* START Recorded data *

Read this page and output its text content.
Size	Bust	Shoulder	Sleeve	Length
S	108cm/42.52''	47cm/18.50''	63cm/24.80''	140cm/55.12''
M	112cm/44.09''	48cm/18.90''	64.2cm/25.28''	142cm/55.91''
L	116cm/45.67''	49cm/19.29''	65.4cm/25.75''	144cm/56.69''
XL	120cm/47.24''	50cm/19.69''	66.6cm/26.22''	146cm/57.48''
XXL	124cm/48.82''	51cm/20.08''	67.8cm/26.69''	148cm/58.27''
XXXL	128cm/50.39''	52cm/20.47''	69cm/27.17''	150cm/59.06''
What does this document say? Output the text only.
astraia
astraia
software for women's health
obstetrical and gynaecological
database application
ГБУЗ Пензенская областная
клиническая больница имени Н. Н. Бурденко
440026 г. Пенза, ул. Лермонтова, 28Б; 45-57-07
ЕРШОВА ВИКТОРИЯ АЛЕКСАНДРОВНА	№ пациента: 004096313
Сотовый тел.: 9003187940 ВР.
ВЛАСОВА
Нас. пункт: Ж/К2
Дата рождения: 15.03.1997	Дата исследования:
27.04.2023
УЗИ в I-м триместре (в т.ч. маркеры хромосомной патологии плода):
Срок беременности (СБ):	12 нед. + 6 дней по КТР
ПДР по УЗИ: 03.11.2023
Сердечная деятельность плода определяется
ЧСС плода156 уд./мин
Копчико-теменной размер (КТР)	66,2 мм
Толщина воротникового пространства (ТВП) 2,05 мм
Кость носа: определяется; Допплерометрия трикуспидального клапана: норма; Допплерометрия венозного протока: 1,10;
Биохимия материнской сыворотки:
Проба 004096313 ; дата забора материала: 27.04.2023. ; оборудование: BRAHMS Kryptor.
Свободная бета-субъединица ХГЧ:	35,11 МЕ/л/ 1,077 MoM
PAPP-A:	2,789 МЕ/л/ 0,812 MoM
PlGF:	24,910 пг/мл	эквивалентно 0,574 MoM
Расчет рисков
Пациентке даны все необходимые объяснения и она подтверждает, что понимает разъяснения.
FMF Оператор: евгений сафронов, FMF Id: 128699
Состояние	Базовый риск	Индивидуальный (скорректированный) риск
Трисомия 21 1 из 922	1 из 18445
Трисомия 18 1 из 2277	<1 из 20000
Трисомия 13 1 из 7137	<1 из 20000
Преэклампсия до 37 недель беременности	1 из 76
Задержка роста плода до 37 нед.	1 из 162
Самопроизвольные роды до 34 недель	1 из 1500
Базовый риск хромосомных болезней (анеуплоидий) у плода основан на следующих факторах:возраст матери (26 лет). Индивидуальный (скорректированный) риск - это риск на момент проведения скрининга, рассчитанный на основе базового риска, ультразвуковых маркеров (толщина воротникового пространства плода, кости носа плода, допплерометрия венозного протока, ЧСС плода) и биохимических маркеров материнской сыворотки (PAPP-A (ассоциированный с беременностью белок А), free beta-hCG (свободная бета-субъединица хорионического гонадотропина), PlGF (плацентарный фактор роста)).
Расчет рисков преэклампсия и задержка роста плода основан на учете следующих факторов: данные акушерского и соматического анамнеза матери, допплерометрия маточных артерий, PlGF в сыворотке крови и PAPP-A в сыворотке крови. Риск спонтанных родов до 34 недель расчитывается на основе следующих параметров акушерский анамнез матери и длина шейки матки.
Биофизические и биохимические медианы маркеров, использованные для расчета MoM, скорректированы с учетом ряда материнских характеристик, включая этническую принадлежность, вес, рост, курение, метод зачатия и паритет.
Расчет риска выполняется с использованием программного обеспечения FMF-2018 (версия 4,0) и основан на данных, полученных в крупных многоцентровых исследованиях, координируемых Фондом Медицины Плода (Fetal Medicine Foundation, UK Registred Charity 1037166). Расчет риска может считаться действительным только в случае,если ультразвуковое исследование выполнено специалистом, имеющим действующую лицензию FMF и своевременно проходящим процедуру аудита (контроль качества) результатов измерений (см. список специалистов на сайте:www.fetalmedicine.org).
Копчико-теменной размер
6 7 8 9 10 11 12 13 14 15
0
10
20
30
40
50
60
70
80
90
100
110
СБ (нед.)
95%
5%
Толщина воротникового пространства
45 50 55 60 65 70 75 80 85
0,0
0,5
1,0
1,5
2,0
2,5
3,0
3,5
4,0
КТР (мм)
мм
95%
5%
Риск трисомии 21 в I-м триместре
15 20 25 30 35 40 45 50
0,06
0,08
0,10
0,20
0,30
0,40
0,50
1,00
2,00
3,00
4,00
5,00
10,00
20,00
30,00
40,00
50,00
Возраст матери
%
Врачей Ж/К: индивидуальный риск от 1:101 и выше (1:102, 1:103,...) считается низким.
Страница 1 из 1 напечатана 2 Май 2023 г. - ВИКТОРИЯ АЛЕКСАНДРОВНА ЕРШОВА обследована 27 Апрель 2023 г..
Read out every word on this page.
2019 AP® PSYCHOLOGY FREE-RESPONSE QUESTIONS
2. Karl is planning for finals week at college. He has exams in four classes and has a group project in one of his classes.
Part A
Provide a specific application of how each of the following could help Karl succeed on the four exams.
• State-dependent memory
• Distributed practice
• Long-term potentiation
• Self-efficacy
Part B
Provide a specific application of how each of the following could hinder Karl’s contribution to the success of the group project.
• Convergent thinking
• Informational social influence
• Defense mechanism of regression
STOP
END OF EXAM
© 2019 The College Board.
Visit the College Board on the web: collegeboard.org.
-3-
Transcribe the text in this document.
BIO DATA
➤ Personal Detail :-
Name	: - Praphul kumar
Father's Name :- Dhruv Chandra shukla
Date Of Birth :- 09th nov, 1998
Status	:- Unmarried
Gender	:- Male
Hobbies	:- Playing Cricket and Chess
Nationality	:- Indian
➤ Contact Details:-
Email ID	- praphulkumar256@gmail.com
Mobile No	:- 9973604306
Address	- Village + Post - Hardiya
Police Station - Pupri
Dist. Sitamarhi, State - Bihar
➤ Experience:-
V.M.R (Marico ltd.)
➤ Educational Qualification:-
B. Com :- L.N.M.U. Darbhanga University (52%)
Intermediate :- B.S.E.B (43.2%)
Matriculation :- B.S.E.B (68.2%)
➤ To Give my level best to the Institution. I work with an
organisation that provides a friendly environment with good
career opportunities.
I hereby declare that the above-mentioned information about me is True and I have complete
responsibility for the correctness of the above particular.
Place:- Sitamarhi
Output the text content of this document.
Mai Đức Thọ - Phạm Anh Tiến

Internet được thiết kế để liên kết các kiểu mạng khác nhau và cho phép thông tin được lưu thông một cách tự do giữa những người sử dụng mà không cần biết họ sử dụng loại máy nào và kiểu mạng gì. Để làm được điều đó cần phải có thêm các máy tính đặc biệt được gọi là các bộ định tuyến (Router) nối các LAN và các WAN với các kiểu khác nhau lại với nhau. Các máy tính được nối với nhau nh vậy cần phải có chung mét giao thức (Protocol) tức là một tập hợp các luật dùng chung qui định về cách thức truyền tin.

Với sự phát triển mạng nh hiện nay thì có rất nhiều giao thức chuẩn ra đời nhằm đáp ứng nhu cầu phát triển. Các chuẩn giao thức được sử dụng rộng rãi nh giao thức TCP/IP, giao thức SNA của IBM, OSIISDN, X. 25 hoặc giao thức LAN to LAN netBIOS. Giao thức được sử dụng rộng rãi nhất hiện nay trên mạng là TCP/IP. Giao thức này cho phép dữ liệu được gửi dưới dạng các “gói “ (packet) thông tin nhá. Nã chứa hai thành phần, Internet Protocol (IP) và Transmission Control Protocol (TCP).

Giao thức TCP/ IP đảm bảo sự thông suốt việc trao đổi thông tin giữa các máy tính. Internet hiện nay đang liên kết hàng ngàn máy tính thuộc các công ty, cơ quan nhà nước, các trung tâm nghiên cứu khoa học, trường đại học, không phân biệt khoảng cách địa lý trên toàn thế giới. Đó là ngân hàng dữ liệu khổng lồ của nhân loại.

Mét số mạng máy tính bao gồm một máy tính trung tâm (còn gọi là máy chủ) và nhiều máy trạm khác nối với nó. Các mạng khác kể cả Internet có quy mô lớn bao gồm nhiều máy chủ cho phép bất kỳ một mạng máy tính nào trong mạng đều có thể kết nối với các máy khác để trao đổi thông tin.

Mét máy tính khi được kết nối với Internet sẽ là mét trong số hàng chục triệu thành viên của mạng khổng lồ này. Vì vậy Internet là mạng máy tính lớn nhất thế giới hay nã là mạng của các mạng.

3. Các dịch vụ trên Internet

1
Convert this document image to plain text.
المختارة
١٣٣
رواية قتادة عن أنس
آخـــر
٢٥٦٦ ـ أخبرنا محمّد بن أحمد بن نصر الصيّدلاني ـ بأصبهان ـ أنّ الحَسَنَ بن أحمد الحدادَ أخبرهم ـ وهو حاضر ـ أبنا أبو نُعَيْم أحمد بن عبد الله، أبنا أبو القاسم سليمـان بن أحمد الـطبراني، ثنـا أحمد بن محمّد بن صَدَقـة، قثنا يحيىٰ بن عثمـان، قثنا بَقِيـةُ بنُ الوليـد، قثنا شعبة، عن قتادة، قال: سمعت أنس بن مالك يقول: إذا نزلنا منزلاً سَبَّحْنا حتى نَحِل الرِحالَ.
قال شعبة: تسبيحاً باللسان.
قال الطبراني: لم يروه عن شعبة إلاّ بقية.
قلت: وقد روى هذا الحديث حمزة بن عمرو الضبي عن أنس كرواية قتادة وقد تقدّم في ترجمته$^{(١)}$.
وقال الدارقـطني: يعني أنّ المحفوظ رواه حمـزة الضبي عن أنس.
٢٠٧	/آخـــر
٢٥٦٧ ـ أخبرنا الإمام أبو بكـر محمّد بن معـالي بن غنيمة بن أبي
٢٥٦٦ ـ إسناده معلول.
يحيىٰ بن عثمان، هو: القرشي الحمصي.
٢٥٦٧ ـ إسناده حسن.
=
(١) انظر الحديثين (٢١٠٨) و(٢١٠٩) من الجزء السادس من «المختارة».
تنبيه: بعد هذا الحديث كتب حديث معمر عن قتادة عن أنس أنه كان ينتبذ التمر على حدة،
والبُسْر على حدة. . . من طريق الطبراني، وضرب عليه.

* END Recorded data *

In the records above, return only the line that contains "Convert this document image to plain text." and every line after it through the last, exactly as they appear.

Convert this document image to plain text.
المختارة
١٣٣
رواية قتادة عن أنس
آخـــر
٢٥٦٦ ـ أخبرنا محمّد بن أحمد بن نصر الصيّدلاني ـ بأصبهان ـ أنّ الحَسَنَ بن أحمد الحدادَ أخبرهم ـ وهو حاضر ـ أبنا أبو نُعَيْم أحمد بن عبد الله، أبنا أبو القاسم سليمـان بن أحمد الـطبراني، ثنـا أحمد بن محمّد بن صَدَقـة، قثنا يحيىٰ بن عثمـان، قثنا بَقِيـةُ بنُ الوليـد، قثنا شعبة، عن قتادة، قال: سمعت أنس بن مالك يقول: إذا نزلنا منزلاً سَبَّحْنا حتى نَحِل الرِحالَ.
قال شعبة: تسبيحاً باللسان.
قال الطبراني: لم يروه عن شعبة إلاّ بقية.
قلت: وقد روى هذا الحديث حمزة بن عمرو الضبي عن أنس كرواية قتادة وقد تقدّم في ترجمته$^{(١)}$.
وقال الدارقـطني: يعني أنّ المحفوظ رواه حمـزة الضبي عن أنس.
٢٠٧	/آخـــر
٢٥٦٧ ـ أخبرنا الإمام أبو بكـر محمّد بن معـالي بن غنيمة بن أبي
٢٥٦٦ ـ إسناده معلول.
يحيىٰ بن عثمان، هو: القرشي الحمصي.
٢٥٦٧ ـ إسناده حسن.
=
(١) انظر الحديثين (٢١٠٨) و(٢١٠٩) من الجزء السادس من «المختارة».
تنبيه: بعد هذا الحديث كتب حديث معمر عن قتادة عن أنس أنه كان ينتبذ التمر على حدة،
والبُسْر على حدة. . . من طريق الطبراني، وضرب عليه.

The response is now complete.